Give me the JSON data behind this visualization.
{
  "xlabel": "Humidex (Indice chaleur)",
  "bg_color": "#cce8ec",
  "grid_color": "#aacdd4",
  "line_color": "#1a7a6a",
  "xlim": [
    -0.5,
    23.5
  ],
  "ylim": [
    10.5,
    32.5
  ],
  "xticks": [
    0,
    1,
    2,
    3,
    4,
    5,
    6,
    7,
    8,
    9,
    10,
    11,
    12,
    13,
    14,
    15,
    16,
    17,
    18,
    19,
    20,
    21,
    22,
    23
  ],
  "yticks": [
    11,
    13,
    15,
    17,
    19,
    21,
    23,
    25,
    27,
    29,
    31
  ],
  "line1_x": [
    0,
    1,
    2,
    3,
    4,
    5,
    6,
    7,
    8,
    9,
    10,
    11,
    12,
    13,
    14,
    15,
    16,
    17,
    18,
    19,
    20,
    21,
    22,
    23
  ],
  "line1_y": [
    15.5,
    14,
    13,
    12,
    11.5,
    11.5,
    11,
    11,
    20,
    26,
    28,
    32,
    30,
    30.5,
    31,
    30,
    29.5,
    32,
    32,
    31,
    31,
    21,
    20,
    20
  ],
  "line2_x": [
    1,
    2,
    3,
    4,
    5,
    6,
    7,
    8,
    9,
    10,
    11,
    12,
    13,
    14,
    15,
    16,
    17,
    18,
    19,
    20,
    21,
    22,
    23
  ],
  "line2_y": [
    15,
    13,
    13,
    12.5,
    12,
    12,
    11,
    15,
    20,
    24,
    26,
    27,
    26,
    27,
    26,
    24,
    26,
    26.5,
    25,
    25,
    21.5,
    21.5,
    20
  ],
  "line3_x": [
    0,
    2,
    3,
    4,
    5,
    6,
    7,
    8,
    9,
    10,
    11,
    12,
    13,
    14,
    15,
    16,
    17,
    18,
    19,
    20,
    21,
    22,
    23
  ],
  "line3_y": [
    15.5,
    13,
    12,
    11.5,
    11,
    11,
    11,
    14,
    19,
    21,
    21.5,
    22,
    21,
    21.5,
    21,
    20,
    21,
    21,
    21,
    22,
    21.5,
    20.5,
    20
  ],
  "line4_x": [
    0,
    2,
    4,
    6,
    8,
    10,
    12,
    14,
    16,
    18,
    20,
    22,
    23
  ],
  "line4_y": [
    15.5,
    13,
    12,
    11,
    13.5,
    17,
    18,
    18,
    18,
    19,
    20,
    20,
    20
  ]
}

_Written exercise_. Word for word, restate all of the data shown above.

_Answer to the task_.
Give me the JSON data behind this visualization.
{
  "xlabel": "Humidex (Indice chaleur)",
  "bg_color": "#cce8ec",
  "grid_color": "#aacdd4",
  "line_color": "#1a7a6a",
  "xlim": [
    -0.5,
    23.5
  ],
  "ylim": [
    10.5,
    32.5
  ],
  "xticks": [
    0,
    1,
    2,
    3,
    4,
    5,
    6,
    7,
    8,
    9,
    10,
    11,
    12,
    13,
    14,
    15,
    16,
    17,
    18,
    19,
    20,
    21,
    22,
    23
  ],
  "yticks": [
    11,
    13,
    15,
    17,
    19,
    21,
    23,
    25,
    27,
    29,
    31
  ],
  "line1_x": [
    0,
    1,
    2,
    3,
    4,
    5,
    6,
    7,
    8,
    9,
    10,
    11,
    12,
    13,
    14,
    15,
    16,
    17,
    18,
    19,
    20,
    21,
    22,
    23
  ],
  "line1_y": [
    15.5,
    14,
    13,
    12,
    11.5,
    11.5,
    11,
    11,
    20,
    26,
    28,
    32,
    30,
    30.5,
    31,
    30,
    29.5,
    32,
    32,
    31,
    31,
    21,
    20,
    20
  ],
  "line2_x": [
    1,
    2,
    3,
    4,
    5,
    6,
    7,
    8,
    9,
    10,
    11,
    12,
    13,
    14,
    15,
    16,
    17,
    18,
    19,
    20,
    21,
    22,
    23
  ],
  "line2_y": [
    15,
    13,
    13,
    12.5,
    12,
    12,
    11,
    15,
    20,
    24,
    26,
    27,
    26,
    27,
    26,
    24,
    26,
    26.5,
    25,
    25,
    21.5,
    21.5,
    20
  ],
  "line3_x": [
    0,
    2,
    3,
    4,
    5,
    6,
    7,
    8,
    9,
    10,
    11,
    12,
    13,
    14,
    15,
    16,
    17,
    18,
    19,
    20,
    21,
    22,
    23
  ],
  "line3_y": [
    15.5,
    13,
    12,
    11.5,
    11,
    11,
    11,
    14,
    19,
    21,
    21.5,
    22,
    21,
    21.5,
    21,
    20,
    21,
    21,
    21,
    22,
    21.5,
    20.5,
    20
  ],
  "line4_x": [
    0,
    2,
    4,
    6,
    8,
    10,
    12,
    14,
    16,
    18,
    20,
    22,
    23
  ],
  "line4_y": [
    15.5,
    13,
    12,
    11,
    13.5,
    17,
    18,
    18,
    18,
    19,
    20,
    20,
    20
  ]
}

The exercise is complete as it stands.